**GIVEN PROBLEM**
From the listing below, select every line where the word "Stomach" appears.

## start DATASET CONTENT

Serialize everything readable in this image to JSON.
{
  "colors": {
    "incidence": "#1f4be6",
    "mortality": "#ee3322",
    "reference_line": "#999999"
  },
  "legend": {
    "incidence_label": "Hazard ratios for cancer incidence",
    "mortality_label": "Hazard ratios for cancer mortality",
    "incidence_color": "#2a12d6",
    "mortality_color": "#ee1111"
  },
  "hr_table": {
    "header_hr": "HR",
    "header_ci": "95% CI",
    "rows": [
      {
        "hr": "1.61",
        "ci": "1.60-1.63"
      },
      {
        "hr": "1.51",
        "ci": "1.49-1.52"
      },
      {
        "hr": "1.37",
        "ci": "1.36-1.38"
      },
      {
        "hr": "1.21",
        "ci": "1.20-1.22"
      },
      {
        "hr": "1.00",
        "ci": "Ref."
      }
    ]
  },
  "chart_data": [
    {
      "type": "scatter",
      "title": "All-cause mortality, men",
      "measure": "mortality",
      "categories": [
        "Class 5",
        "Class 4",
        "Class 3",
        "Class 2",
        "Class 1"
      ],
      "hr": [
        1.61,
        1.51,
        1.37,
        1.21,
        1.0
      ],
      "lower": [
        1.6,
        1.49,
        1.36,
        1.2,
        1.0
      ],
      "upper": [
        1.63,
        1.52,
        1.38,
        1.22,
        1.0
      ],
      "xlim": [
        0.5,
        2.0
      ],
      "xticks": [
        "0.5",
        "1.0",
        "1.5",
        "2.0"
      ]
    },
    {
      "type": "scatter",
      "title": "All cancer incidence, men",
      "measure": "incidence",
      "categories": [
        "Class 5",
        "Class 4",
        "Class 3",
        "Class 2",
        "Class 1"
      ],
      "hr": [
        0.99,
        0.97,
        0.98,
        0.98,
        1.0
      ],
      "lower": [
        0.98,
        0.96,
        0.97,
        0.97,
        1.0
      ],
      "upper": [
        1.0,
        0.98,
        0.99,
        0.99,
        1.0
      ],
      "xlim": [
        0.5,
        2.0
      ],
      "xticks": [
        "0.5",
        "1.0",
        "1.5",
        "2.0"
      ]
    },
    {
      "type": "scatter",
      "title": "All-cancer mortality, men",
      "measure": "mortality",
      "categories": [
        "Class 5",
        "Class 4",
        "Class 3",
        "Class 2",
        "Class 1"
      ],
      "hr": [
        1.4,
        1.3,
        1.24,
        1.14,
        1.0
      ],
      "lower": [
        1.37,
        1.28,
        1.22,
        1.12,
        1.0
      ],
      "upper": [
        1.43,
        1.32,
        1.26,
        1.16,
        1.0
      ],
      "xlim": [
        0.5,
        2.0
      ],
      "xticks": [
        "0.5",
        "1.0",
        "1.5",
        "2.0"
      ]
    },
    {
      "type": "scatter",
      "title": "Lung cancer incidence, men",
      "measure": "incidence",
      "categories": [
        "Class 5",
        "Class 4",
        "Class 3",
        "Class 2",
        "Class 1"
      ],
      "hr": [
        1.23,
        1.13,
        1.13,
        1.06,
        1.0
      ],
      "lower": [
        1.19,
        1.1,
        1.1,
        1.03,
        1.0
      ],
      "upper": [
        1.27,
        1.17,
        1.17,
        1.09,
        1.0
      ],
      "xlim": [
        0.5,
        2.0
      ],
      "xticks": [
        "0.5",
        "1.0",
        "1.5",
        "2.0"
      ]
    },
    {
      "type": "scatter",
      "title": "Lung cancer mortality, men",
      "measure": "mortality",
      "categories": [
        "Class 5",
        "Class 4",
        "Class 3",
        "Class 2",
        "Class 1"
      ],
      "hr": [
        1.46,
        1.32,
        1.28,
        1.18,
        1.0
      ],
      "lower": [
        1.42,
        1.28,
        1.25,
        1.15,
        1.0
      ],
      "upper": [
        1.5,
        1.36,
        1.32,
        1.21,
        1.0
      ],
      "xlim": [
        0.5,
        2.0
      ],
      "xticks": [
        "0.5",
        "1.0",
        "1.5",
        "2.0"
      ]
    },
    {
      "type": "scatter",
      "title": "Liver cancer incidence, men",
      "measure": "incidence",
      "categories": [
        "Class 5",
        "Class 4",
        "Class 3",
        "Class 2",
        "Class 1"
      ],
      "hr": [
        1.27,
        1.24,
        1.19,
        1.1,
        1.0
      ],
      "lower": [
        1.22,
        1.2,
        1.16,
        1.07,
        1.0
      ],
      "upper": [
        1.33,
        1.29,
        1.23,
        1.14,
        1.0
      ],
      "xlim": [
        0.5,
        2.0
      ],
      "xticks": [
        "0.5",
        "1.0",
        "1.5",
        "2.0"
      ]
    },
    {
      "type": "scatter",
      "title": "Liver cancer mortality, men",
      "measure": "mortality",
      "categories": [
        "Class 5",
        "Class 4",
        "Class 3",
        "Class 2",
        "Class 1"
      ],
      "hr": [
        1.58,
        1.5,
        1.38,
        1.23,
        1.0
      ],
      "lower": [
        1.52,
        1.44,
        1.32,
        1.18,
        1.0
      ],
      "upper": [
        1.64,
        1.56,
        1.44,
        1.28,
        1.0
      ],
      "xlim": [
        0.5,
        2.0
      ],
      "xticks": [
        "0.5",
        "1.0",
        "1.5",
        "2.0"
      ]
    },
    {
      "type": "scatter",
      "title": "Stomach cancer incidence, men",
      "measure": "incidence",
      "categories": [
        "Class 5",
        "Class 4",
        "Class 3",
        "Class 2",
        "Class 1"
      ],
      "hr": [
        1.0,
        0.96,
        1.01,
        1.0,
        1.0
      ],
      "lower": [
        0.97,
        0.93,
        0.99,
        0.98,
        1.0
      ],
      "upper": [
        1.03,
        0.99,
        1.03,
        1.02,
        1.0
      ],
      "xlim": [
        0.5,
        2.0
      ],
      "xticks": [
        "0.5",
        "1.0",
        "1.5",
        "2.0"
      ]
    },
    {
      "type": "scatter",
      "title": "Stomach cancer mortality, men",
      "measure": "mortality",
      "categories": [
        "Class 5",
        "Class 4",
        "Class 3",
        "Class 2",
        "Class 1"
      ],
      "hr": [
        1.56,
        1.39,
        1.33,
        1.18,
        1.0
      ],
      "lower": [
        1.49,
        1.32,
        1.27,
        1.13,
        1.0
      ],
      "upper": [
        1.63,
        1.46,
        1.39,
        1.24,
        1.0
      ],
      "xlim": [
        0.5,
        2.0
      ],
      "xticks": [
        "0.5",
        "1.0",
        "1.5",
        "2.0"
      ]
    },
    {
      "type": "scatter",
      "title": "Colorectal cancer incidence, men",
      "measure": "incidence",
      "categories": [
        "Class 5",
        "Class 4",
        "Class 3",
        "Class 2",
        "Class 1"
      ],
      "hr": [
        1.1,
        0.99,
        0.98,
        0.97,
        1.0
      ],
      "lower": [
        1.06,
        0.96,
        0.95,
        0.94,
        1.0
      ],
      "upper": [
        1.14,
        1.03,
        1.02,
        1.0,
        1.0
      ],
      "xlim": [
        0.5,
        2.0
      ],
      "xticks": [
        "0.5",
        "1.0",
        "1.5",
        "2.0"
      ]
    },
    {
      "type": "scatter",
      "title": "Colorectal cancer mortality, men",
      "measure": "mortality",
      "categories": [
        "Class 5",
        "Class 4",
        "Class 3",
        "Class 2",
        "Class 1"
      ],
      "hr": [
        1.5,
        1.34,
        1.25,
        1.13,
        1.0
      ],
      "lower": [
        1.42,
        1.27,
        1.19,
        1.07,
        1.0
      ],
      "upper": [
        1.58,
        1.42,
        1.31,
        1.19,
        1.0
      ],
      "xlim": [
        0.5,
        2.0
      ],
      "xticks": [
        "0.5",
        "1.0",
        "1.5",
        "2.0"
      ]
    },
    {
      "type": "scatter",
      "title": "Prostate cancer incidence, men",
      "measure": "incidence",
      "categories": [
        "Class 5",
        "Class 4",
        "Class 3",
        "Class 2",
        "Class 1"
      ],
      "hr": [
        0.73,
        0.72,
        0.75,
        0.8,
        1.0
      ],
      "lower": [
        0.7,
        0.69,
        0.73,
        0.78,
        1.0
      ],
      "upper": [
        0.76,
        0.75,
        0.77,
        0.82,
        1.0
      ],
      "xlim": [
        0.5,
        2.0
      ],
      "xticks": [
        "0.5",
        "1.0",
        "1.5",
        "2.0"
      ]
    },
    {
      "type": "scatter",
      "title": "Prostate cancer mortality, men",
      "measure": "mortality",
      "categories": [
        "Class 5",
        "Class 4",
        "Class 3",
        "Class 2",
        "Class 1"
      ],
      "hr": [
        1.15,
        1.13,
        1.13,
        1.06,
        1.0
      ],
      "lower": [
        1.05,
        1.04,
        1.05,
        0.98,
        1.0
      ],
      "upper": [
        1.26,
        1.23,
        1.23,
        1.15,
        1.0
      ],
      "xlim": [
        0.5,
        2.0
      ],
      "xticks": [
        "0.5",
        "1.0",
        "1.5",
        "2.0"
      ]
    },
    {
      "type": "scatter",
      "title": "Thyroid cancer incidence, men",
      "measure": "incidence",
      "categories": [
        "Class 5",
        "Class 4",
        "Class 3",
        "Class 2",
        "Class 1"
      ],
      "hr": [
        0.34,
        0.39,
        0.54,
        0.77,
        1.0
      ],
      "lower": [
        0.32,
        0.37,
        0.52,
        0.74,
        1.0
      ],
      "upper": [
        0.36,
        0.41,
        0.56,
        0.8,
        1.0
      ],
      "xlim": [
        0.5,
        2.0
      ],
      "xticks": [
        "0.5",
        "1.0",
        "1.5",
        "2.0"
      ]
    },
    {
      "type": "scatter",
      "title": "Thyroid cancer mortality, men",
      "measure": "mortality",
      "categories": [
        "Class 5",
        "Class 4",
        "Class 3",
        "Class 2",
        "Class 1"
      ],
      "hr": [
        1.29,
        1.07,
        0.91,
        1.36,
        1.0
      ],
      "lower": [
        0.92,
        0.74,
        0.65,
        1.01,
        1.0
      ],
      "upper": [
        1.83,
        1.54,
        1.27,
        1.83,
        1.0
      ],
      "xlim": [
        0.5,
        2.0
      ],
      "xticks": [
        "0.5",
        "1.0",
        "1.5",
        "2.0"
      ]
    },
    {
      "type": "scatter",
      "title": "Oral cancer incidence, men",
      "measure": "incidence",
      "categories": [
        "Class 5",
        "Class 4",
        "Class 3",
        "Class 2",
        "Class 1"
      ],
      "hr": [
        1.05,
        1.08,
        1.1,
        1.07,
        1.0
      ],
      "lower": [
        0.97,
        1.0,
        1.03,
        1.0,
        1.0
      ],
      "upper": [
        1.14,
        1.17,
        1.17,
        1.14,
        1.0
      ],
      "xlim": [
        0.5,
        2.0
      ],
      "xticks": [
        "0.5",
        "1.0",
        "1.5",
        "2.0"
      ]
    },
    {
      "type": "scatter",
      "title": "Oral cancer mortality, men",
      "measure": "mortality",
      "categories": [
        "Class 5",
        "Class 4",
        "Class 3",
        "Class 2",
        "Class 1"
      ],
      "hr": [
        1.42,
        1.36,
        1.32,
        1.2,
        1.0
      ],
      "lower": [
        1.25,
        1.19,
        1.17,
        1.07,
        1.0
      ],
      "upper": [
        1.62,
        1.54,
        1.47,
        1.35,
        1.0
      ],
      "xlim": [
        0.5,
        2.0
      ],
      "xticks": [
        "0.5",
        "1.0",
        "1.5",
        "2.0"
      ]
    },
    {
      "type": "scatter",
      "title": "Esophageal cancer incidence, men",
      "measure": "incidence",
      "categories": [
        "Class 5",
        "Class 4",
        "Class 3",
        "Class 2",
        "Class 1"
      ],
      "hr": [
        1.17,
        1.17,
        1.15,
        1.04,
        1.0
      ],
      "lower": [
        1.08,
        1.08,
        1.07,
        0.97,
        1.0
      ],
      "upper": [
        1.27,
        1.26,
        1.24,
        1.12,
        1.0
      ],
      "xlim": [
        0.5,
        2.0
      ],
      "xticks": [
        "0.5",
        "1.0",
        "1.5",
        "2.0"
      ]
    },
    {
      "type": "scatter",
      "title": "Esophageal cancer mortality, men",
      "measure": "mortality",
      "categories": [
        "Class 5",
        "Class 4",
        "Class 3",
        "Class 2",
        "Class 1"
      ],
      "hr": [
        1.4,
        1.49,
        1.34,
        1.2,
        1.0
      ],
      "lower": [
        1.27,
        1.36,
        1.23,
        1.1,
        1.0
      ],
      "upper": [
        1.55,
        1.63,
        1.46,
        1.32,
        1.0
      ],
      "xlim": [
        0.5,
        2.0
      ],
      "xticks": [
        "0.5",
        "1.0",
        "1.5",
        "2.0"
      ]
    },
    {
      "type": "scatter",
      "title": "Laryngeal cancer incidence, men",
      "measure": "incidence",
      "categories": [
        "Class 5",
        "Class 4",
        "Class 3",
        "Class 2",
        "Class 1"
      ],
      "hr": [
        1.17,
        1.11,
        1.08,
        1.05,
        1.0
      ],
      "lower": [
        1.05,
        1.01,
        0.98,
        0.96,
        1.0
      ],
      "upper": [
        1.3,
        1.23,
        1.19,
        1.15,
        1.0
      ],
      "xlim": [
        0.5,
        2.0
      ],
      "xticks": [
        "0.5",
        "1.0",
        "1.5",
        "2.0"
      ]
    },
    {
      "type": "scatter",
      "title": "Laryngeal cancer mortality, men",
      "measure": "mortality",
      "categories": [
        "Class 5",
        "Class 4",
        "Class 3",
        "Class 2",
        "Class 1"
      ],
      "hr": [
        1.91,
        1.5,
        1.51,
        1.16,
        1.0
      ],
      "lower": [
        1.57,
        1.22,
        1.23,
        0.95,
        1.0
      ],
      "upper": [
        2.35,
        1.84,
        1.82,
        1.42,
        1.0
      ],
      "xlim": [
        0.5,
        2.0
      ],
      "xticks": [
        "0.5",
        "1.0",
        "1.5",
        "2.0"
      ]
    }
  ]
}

## end DATASET CONTENT

**TASK ANSWER**
      "title": "Stomach cancer incidence, men",
      "title": "Stomach cancer mortality, men",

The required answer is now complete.